■ **GOAL OF THE EXERCISE**
Where does the word "realidad" occur in the entries below? Copy every line that has it.

■ **EXCERPTED DATA**
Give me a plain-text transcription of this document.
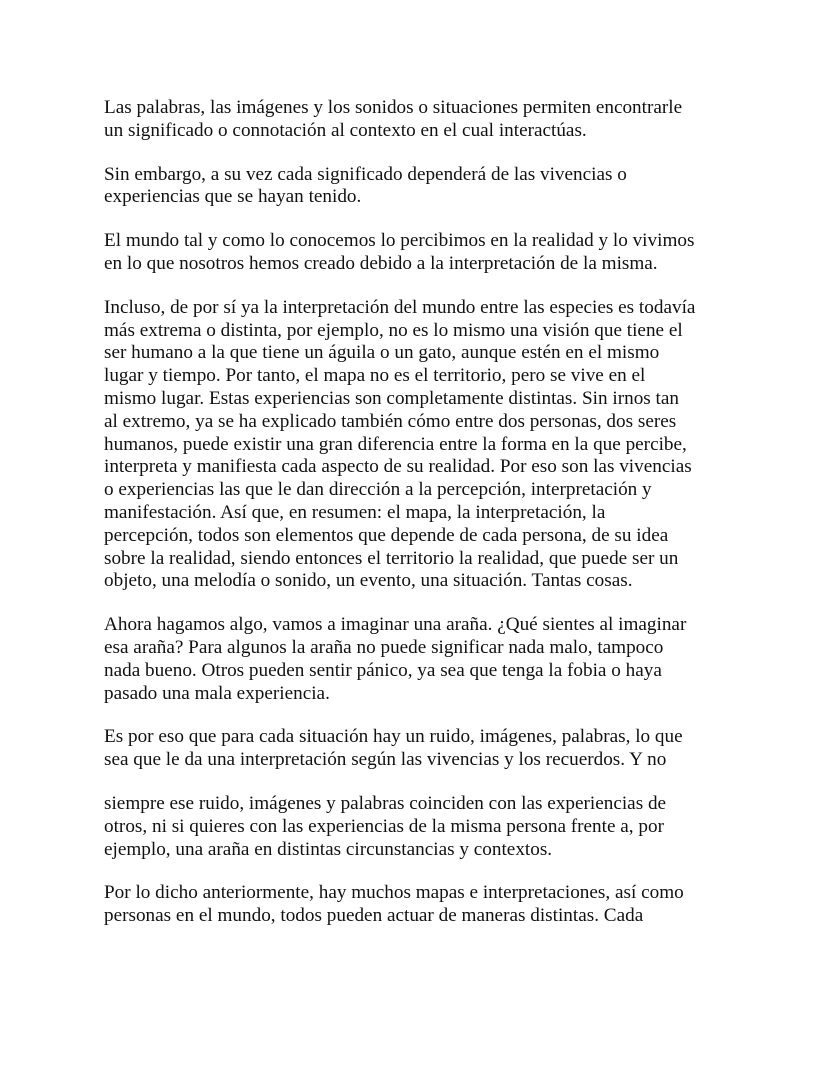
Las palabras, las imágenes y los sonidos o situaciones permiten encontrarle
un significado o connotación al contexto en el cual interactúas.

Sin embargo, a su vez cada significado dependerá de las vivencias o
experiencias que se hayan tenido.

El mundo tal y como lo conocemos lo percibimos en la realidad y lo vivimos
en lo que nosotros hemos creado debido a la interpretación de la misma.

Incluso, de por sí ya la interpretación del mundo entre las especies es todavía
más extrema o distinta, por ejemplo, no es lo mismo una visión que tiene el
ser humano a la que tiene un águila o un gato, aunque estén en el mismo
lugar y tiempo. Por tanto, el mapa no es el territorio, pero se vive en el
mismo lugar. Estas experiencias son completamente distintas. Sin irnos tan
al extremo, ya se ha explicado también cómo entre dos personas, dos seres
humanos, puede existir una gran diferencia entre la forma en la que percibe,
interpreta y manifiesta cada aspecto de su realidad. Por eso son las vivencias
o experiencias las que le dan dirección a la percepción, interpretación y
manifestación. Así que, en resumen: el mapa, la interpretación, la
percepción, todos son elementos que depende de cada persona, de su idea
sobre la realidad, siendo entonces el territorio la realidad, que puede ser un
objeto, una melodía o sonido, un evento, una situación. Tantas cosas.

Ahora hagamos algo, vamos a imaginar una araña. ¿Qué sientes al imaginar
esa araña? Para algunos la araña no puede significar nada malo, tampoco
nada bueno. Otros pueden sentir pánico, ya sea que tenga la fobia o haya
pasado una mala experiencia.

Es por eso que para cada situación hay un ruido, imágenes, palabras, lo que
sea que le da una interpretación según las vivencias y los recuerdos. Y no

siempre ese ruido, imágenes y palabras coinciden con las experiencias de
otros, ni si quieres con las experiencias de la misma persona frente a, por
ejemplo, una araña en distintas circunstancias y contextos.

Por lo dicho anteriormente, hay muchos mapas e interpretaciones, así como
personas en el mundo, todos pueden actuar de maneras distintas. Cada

■ **WRITTEN ANSWER**
El mundo tal y como lo conocemos lo percibimos en la realidad y lo vivimos
interpreta y manifiesta cada aspecto de su realidad. Por eso son las vivencias
sobre la realidad, siendo entonces el territorio la realidad, que puede ser un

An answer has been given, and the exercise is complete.